(Instructions to follow):
Copy each record exactly as it reads, leaving out any pictures it holds.

Source records
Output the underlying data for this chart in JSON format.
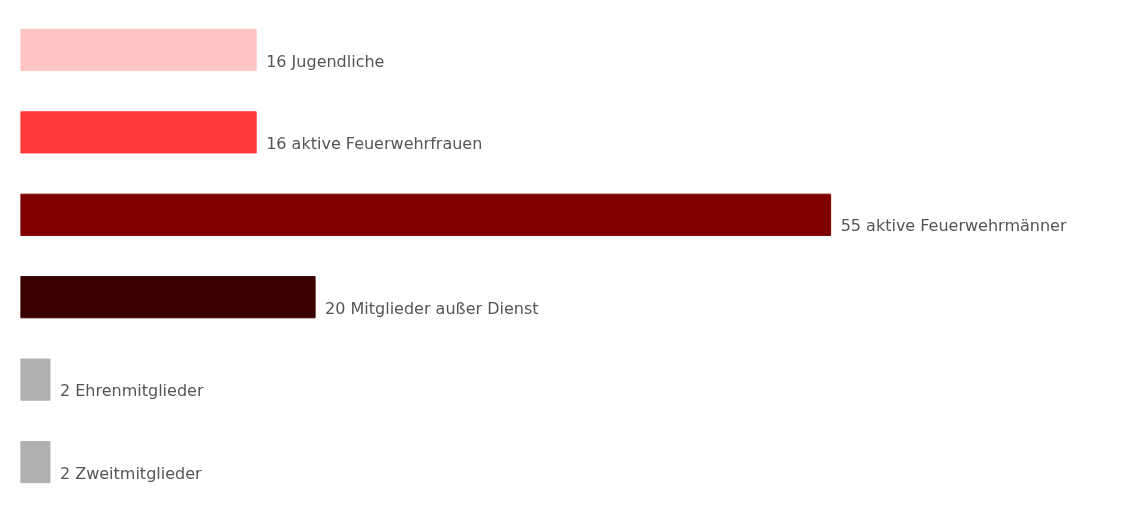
{
  "chart_data": {
    "type": "bar",
    "orientation": "horizontal",
    "categories": [
      null,
      null,
      null,
      null,
      null,
      null
    ],
    "values": [
      16,
      16,
      55,
      20,
      2,
      2
    ],
    "colors": [
      "#ffc4c4",
      "#ff3b3b",
      "#800000",
      "#3a0000",
      "#b0b0b0",
      "#b0b0b0"
    ],
    "value_labels": [
      "16 Jugendliche",
      "16 aktive Feuerwehrfrauen",
      "55 aktive Feuerwehrmänner",
      "20 Mitglieder außer Dienst",
      "2 Ehrenmitglieder",
      "2 Zweitmitglieder"
    ]
  }
}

(Answer in full):
Output the underlying data for this chart in JSON format.
{
  "chart_data": {
    "type": "bar",
    "orientation": "horizontal",
    "categories": [
      null,
      null,
      null,
      null,
      null,
      null
    ],
    "values": [
      16,
      16,
      55,
      20,
      2,
      2
    ],
    "colors": [
      "#ffc4c4",
      "#ff3b3b",
      "#800000",
      "#3a0000",
      "#b0b0b0",
      "#b0b0b0"
    ],
    "value_labels": [
      "16 Jugendliche",
      "16 aktive Feuerwehrfrauen",
      "55 aktive Feuerwehrmänner",
      "20 Mitglieder außer Dienst",
      "2 Ehrenmitglieder",
      "2 Zweitmitglieder"
    ]
  }
}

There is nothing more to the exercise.